▶ **Supplied information**:
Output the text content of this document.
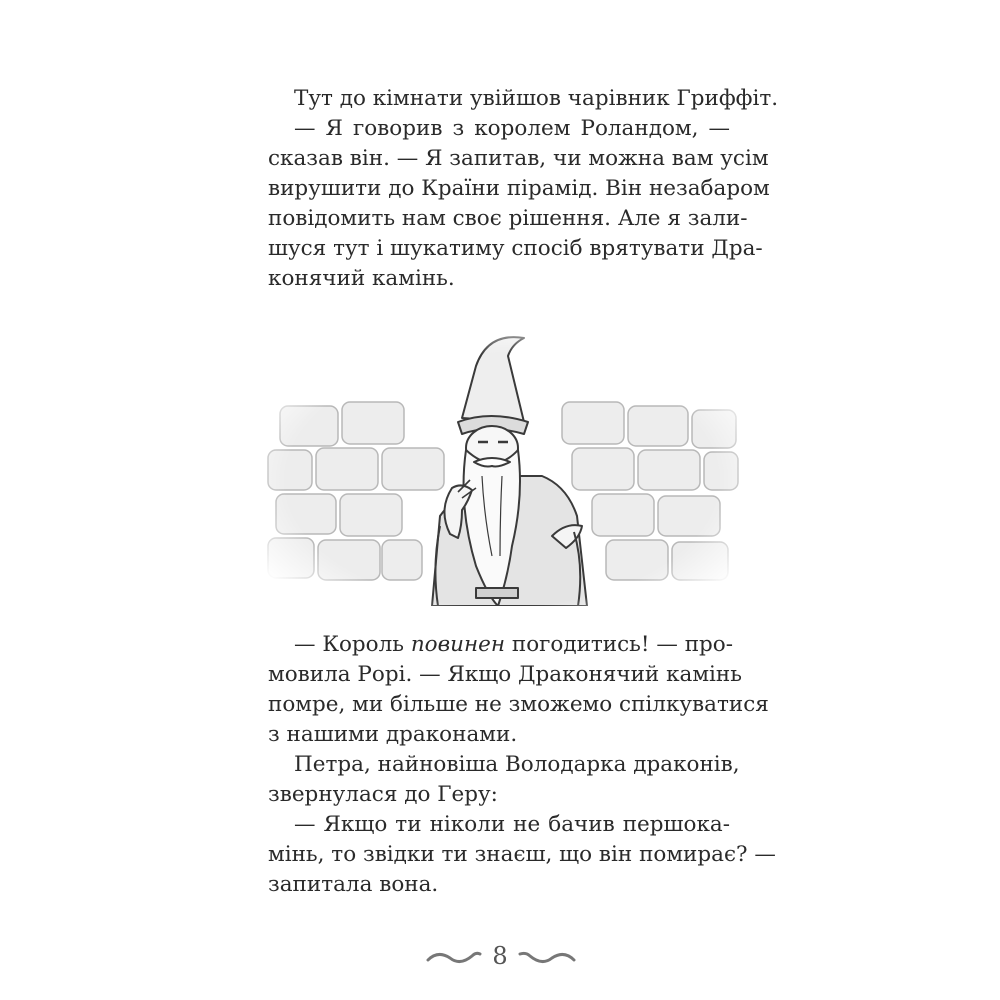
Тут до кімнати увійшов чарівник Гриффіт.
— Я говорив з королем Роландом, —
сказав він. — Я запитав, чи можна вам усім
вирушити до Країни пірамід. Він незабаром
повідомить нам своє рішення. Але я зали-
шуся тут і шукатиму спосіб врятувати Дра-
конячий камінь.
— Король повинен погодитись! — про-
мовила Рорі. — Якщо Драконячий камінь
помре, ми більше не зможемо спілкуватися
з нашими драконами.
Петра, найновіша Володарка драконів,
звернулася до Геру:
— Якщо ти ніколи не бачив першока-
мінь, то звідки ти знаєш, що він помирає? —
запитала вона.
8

▶ **Aim of the task**: Quote the preceding listing precisely and completely, omitting its images.

▶ **Solved exercise**:
Output the text content of this document.
Тут до кімнати увійшов чарівник Гриффіт.
— Я говорив з королем Роландом, —
сказав він. — Я запитав, чи можна вам усім
вирушити до Країни пірамід. Він незабаром
повідомить нам своє рішення. Але я зали-
шуся тут і шукатиму спосіб врятувати Дра-
конячий камінь.
— Король повинен погодитись! — про-
мовила Рорі. — Якщо Драконячий камінь
помре, ми більше не зможемо спілкуватися
з нашими драконами.
Петра, найновіша Володарка драконів,
звернулася до Геру:
— Якщо ти ніколи не бачив першока-
мінь, то звідки ти знаєш, що він помирає? —
запитала вона.
8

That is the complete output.